● WRITTEN TASK:
Going through the material below, please gather all lines with the word "JSON" in them.

● GIVEN RECORDS:
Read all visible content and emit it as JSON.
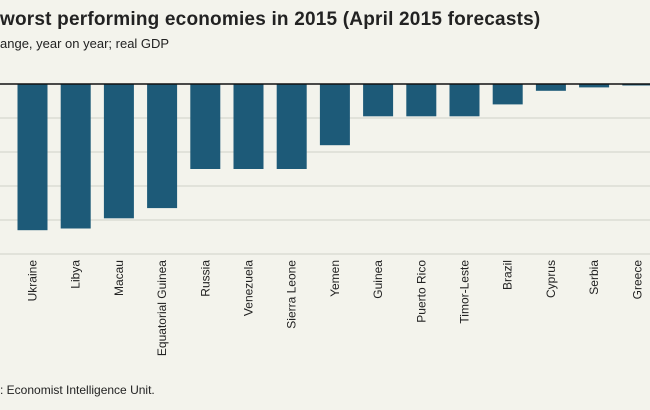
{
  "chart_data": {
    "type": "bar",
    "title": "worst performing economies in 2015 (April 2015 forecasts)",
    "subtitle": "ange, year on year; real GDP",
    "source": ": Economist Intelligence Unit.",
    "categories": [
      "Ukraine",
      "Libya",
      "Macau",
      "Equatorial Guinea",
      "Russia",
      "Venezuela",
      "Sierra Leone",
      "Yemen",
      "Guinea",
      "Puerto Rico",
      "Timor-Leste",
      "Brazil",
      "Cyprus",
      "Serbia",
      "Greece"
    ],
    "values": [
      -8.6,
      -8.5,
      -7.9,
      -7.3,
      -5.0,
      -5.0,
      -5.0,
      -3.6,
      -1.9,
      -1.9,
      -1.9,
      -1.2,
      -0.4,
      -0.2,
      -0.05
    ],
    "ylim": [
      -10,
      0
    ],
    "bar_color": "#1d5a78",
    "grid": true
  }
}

--

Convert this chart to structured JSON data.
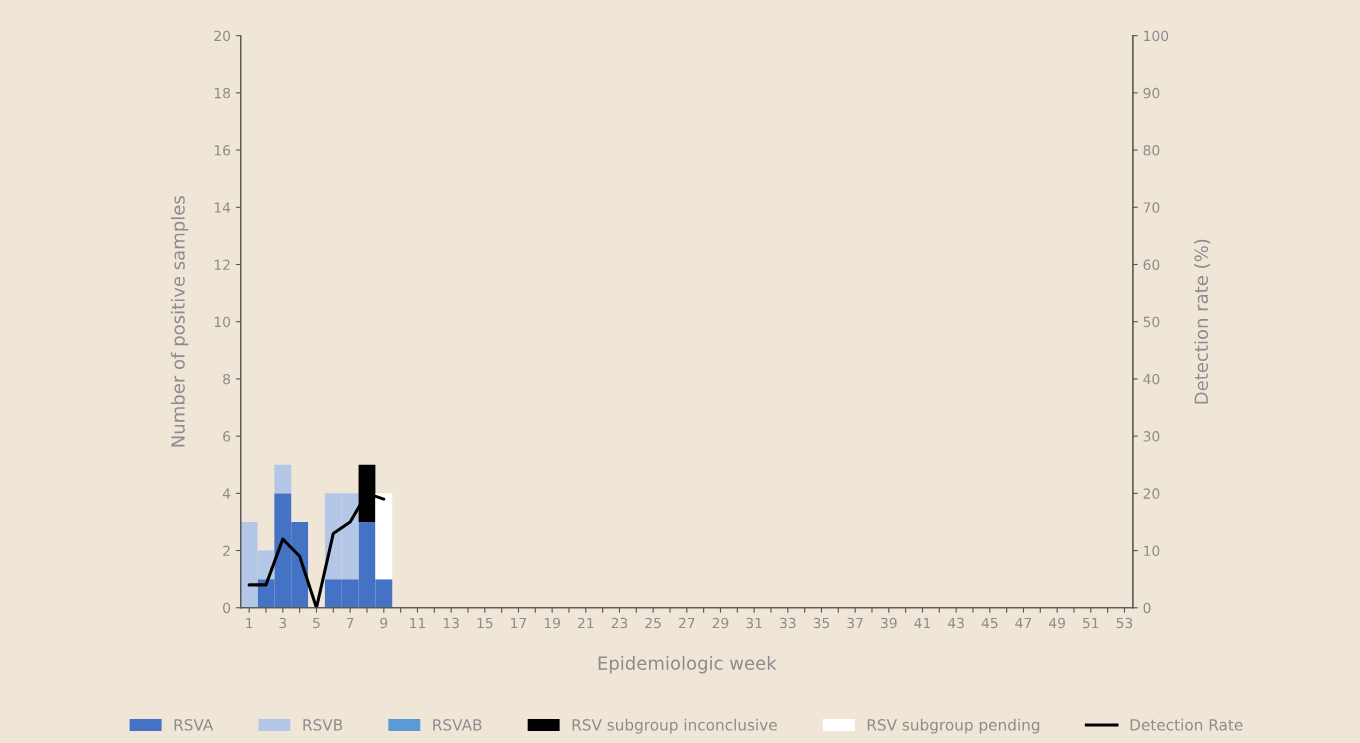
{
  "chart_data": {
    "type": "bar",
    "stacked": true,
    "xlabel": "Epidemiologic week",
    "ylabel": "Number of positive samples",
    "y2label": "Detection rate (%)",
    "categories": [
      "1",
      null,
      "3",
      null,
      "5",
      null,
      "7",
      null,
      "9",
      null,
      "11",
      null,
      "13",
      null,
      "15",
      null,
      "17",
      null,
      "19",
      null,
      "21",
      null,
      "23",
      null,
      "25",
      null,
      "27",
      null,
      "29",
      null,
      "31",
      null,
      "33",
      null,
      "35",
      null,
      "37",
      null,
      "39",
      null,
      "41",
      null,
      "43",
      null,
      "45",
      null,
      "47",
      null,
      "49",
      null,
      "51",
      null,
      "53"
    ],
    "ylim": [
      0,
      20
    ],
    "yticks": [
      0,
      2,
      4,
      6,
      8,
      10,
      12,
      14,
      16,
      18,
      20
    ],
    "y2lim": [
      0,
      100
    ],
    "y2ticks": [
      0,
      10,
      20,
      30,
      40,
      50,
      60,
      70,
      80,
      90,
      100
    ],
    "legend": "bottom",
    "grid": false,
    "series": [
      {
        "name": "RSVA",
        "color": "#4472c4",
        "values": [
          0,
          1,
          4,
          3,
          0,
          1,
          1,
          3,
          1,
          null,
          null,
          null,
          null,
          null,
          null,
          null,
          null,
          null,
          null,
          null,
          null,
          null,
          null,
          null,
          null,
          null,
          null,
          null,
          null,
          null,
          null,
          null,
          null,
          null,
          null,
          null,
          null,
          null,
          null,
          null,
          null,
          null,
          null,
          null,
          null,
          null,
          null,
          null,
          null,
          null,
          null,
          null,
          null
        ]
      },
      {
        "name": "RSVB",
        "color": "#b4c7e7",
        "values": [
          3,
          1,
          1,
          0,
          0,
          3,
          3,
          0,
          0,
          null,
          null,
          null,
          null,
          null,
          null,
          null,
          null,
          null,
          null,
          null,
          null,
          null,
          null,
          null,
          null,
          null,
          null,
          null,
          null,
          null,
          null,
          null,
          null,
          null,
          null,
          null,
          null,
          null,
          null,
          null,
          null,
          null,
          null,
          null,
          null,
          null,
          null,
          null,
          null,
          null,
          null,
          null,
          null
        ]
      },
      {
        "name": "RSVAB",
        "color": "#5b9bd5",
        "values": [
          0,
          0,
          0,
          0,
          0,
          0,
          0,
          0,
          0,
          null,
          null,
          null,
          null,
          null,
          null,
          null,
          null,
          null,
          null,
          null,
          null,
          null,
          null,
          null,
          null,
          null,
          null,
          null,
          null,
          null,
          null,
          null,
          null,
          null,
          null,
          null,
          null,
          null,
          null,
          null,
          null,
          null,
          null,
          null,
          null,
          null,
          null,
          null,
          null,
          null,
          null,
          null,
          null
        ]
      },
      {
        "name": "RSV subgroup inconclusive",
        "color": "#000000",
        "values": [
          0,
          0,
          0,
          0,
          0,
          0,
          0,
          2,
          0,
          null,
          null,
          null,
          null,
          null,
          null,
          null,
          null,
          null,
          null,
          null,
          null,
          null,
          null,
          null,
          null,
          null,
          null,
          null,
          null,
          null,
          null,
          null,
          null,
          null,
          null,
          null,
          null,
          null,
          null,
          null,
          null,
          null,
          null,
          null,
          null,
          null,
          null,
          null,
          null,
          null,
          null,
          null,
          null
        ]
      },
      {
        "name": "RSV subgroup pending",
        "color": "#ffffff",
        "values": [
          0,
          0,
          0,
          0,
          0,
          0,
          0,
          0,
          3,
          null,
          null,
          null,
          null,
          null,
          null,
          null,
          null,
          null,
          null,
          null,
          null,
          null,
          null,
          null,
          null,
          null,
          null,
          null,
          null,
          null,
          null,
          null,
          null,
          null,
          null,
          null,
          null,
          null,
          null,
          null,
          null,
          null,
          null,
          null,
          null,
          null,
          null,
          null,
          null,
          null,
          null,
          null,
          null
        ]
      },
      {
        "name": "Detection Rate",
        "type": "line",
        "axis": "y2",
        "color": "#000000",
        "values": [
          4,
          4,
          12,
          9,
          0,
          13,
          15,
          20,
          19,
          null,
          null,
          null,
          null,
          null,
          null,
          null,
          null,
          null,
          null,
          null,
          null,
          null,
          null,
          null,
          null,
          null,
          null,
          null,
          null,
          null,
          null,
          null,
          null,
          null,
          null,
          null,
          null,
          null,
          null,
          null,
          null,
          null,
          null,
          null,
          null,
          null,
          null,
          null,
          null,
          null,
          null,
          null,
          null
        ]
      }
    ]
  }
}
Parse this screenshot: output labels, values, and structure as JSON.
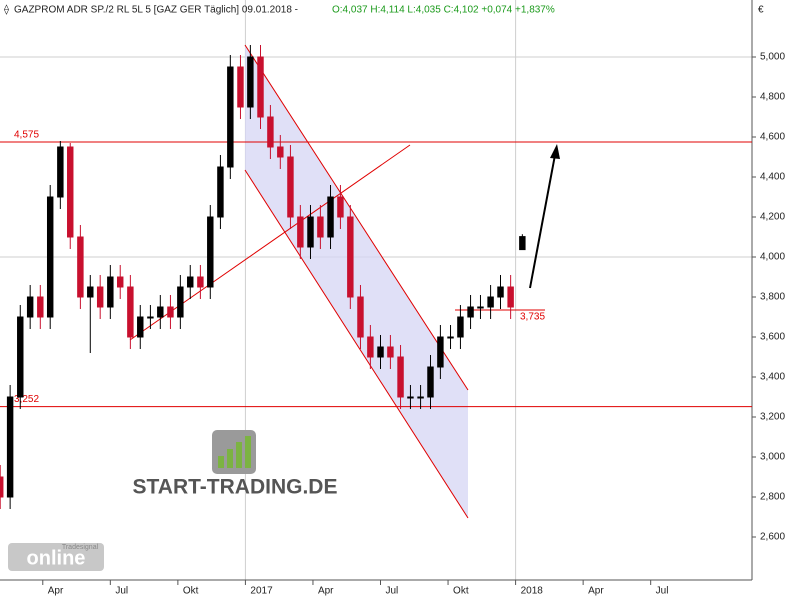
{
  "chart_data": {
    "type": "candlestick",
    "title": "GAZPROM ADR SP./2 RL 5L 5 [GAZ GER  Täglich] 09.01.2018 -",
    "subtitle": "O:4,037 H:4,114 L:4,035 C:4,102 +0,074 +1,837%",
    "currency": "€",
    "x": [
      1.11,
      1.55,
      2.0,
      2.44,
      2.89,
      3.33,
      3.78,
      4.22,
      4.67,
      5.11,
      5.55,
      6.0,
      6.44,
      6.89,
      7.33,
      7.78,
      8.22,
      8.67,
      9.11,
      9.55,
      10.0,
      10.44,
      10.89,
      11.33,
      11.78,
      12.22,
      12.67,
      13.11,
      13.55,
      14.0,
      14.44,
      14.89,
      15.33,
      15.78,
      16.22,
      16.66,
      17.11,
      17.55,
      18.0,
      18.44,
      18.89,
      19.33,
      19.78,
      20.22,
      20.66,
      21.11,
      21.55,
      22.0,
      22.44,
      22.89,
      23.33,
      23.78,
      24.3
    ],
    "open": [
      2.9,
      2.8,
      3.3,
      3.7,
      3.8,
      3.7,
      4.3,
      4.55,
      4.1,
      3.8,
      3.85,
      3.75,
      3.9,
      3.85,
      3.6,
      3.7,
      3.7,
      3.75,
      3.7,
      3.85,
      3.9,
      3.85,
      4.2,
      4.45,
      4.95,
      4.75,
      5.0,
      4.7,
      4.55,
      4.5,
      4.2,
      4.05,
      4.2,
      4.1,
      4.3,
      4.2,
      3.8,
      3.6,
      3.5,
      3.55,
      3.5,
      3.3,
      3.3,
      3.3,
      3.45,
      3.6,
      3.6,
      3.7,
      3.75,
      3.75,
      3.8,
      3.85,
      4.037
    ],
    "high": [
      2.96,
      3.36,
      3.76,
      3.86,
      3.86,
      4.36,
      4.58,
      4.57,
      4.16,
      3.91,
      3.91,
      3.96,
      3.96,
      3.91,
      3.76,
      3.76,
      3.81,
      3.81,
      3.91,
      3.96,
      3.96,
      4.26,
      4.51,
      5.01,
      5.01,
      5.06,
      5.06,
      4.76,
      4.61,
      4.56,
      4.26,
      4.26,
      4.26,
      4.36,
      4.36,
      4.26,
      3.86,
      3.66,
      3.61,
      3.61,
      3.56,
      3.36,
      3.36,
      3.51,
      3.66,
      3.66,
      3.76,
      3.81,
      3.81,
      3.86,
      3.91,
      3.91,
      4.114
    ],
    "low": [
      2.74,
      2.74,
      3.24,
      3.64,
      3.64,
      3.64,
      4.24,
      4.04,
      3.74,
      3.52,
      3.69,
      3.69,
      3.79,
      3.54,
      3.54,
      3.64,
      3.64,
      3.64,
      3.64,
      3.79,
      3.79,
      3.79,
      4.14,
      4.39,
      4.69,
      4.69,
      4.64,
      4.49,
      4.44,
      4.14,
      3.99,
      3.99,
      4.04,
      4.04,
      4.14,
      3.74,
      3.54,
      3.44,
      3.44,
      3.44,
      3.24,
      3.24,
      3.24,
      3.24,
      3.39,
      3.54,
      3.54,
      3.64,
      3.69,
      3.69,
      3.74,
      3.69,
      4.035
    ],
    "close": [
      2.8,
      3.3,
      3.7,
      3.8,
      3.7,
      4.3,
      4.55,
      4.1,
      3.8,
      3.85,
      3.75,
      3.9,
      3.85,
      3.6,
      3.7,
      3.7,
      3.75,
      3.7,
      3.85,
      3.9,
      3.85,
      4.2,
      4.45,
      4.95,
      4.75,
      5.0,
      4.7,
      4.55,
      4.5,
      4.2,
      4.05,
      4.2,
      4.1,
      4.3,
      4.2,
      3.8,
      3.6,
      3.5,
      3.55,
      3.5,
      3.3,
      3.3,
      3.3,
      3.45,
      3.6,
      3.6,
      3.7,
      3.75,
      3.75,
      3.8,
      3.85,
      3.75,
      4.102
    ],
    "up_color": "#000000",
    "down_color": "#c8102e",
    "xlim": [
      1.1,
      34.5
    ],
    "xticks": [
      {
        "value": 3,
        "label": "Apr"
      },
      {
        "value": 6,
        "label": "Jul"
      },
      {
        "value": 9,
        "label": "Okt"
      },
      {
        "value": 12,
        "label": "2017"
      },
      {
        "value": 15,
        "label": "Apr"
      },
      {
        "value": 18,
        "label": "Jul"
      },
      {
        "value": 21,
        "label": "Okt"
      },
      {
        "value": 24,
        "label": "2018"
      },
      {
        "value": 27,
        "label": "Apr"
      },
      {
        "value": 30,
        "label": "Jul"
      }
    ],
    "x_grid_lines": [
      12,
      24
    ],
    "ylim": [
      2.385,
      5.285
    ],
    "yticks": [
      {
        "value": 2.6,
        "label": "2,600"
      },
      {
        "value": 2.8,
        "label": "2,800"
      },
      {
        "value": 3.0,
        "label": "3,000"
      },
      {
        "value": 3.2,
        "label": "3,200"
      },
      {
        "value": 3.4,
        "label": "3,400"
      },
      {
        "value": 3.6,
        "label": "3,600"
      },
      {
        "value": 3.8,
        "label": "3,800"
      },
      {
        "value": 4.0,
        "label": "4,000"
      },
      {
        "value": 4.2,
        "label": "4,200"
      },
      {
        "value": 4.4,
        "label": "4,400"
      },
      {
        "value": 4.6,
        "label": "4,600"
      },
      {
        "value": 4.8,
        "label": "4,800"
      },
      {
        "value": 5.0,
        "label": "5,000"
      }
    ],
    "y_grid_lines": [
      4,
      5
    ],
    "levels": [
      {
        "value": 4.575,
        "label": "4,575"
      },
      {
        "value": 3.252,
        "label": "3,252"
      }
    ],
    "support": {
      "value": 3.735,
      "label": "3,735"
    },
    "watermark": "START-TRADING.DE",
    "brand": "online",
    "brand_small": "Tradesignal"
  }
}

● WRITTEN SOLUTION:
Read all visible content and emit it as JSON.
Convert this chart to structured JSON data.
Parse this screenshot: output labels, values, and structure as JSON.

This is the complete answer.